*Set exercise*
Which lines hold the word "title"? Copy each of them from the material.

[Start]

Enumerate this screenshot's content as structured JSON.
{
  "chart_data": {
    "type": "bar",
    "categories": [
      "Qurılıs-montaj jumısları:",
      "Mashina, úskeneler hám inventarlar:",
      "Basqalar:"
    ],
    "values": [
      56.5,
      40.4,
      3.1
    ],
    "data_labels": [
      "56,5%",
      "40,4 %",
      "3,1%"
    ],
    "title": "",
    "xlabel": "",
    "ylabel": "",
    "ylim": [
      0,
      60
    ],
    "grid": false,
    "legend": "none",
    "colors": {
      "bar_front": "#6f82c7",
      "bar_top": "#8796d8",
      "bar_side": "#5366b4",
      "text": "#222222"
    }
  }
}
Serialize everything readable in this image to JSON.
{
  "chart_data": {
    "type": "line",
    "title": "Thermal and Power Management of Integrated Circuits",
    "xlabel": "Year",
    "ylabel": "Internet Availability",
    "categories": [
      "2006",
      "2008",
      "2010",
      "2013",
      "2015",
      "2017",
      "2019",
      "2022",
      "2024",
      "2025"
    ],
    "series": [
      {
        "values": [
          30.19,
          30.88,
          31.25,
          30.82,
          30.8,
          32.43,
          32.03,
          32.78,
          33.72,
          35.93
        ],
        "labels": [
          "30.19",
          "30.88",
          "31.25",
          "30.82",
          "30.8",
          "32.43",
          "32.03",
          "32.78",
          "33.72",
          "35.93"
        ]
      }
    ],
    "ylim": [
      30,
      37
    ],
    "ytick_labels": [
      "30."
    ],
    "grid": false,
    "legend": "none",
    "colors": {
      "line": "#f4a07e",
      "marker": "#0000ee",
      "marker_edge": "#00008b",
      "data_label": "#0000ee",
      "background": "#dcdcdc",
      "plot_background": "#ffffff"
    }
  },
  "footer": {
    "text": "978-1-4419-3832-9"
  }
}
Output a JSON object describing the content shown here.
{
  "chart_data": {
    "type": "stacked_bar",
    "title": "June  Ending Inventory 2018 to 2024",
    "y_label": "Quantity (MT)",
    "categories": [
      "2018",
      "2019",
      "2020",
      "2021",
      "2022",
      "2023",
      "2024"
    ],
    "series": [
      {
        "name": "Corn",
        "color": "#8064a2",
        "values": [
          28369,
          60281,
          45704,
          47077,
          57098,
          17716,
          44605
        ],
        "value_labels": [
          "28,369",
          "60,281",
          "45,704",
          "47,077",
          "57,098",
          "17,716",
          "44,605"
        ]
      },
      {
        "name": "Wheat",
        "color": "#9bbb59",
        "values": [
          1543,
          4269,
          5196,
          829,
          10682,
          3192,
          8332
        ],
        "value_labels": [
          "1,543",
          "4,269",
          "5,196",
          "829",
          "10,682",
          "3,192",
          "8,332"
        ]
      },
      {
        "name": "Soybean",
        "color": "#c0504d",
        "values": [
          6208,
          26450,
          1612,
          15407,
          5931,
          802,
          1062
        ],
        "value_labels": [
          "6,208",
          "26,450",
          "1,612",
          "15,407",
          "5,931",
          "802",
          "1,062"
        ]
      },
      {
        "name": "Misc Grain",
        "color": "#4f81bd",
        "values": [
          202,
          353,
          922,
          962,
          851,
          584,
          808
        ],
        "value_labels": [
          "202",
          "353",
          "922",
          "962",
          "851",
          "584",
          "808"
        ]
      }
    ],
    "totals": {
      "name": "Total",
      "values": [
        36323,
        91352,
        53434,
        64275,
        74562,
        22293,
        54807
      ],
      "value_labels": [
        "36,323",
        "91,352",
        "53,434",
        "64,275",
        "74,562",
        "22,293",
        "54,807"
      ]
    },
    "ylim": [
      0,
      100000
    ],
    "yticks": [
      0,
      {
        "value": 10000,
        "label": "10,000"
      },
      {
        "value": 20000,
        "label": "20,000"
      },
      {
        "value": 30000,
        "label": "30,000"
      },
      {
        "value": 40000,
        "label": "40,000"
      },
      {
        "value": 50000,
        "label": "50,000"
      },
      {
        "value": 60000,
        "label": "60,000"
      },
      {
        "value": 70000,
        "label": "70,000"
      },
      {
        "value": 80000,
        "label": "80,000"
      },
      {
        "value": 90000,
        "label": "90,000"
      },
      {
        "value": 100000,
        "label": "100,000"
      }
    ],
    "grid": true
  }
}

[End]

*Solved exercise*
    "title": "",
    "title": "Thermal and Power Management of Integrated Circuits",
    "title": "June  Ending Inventory 2018 to 2024",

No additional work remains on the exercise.